_TAREA A_
Enumera todo aquello de lo que emergen los derechos de los trabajadores según el texto sobre esos derechos.
_TAREA B_
¿Qué obra de Norberto Bobbio se cita en el texto extraído?
*** TEXTO EXTRAÍDO ***
A esta operación ideológica se suma otra aún más problemática: la pretensión de que los derechos de los trabajadores tienen su fundamento último en el "derecho natural", entendido según la teología moral católica. Esta afirmación no es menor. Es la que permite al Vaticano colocarse como intérprete privilegiado de esos derechos, bajo la idea de que sólo quien reconoce el orden natural creado por el Dios católico puede comprender la justicia verdadera.
Pero esta visión es tan limitada como peligrosa. En realidad, los derechos de los trabajadores - como los derechos humanos en general - no derivan de un orden trascendente ni preexistente, sino que emergen de la experiencia histórica concreta de los pueblos, de sus luchas, de sus necesidades insatisfechas, de sus sufrimientos colectivos y de sus conquistas políticas.
Reducir esos procesos al plano de una moral natural revelada por Dios es vaciar de contenido histórico, conflictivo y emancipador al derecho, y al mismo tiempo, recentralizar la interpretación ética en manos del clero. Es una forma de expropiar la historia social para convertirla en doctrina.
Como bien señaló Norberto Bobbio (El tiempo de los derechos, Madrid, Sistema, 1991), "los derechos no nacen todos de una vez, ni de una vez para siempre; nacen cuando deben o pueden nacer". Los derechos no existen en la naturaleza; se construyen socialmente. No son preceptos eternos, sino respuestas normativas a contextos históricos específicos. En ese sentido, invocar el "derecho natural" es, muchas veces, una forma de clausurar el debate, congelar la evolución y legitimar estructuras jerárquicas.
*** DATOS REGISTRADOS ***
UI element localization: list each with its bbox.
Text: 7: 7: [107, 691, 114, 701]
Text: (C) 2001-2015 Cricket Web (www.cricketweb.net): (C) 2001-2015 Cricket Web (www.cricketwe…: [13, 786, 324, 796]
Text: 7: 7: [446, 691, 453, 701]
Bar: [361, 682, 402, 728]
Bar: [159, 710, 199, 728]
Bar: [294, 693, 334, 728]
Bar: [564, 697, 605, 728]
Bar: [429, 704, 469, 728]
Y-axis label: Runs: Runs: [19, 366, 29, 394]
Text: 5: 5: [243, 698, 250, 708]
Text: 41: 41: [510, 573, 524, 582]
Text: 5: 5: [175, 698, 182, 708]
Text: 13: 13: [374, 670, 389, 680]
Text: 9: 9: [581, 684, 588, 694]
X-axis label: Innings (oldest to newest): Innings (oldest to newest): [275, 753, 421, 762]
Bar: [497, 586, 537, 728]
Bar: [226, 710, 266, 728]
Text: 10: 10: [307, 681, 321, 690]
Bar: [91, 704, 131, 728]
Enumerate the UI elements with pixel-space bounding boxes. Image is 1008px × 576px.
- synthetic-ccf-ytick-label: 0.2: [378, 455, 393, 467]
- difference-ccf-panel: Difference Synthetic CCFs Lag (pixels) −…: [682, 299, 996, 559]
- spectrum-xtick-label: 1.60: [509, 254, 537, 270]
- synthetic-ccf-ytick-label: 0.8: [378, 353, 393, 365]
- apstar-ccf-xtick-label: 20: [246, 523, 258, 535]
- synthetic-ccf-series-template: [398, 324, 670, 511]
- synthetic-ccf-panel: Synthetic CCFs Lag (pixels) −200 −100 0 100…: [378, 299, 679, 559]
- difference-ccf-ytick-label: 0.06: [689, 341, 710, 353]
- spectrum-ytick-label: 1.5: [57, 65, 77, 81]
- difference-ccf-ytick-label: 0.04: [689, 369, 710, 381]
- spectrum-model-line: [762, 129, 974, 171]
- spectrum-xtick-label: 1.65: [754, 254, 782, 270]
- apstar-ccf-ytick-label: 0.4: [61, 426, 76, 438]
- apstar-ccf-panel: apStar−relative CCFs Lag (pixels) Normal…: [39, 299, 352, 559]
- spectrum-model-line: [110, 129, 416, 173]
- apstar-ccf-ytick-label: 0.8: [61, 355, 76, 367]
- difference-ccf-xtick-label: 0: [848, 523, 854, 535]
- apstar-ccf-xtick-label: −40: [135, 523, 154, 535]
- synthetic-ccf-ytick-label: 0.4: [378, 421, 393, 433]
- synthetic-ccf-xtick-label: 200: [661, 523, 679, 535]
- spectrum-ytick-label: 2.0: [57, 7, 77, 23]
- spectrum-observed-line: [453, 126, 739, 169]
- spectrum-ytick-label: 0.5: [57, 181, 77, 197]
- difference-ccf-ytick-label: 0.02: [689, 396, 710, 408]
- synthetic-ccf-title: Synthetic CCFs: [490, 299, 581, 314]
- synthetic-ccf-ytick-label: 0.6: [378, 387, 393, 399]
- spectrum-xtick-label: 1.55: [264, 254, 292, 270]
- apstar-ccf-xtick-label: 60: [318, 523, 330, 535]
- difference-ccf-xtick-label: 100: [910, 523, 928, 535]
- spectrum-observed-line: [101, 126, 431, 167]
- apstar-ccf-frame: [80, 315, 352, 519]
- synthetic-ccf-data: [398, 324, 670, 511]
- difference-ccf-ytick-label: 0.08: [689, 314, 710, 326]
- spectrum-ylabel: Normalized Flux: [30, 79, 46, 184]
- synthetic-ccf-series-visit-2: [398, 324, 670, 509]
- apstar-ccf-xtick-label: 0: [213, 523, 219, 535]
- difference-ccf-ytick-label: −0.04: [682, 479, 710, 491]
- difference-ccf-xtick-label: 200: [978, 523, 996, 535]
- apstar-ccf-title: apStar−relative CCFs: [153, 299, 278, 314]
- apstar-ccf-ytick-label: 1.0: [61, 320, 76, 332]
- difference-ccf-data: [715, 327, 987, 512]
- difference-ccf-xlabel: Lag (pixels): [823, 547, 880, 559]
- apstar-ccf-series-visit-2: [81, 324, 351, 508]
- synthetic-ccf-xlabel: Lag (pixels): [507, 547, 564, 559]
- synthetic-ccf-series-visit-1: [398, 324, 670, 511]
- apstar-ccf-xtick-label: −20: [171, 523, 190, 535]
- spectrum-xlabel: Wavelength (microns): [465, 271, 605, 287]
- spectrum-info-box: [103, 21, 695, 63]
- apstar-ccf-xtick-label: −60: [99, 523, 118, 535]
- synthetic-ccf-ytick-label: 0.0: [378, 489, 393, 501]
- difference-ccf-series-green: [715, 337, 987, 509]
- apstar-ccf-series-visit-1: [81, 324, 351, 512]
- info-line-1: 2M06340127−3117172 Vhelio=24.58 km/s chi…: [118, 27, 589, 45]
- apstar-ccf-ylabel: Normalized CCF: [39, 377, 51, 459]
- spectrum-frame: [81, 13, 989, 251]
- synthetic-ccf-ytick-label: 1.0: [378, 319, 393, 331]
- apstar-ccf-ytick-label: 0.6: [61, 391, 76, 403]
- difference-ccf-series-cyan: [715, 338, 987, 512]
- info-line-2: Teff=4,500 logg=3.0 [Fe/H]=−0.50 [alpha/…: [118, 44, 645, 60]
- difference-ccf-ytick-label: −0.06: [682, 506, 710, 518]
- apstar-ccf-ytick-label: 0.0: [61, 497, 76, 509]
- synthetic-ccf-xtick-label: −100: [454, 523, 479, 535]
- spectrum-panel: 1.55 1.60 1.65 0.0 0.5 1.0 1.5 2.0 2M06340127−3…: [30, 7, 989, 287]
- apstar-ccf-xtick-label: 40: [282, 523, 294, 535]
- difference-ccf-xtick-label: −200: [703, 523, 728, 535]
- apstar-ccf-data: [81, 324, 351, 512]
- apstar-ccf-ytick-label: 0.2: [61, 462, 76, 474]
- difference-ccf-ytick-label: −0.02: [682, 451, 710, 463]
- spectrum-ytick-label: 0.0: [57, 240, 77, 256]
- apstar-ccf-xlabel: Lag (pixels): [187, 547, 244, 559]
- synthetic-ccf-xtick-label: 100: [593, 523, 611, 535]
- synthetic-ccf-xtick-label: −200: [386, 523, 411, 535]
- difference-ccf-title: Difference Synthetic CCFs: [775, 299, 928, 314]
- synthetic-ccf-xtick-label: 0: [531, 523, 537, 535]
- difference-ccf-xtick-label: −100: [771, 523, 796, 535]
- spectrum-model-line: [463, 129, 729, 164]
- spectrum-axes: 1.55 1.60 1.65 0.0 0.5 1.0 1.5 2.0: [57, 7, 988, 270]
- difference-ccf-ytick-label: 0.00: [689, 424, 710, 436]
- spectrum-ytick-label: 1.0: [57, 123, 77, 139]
***
_RESULTADO FINAL A_
- La experiencia histórica concreta de los pueblos
- Sus luchas
- Sus necesidades insatisfechas
- Sus sufrimientos colectivos
- Sus conquistas políticas

_RESULTADO FINAL B_
El tiempo de los derechos.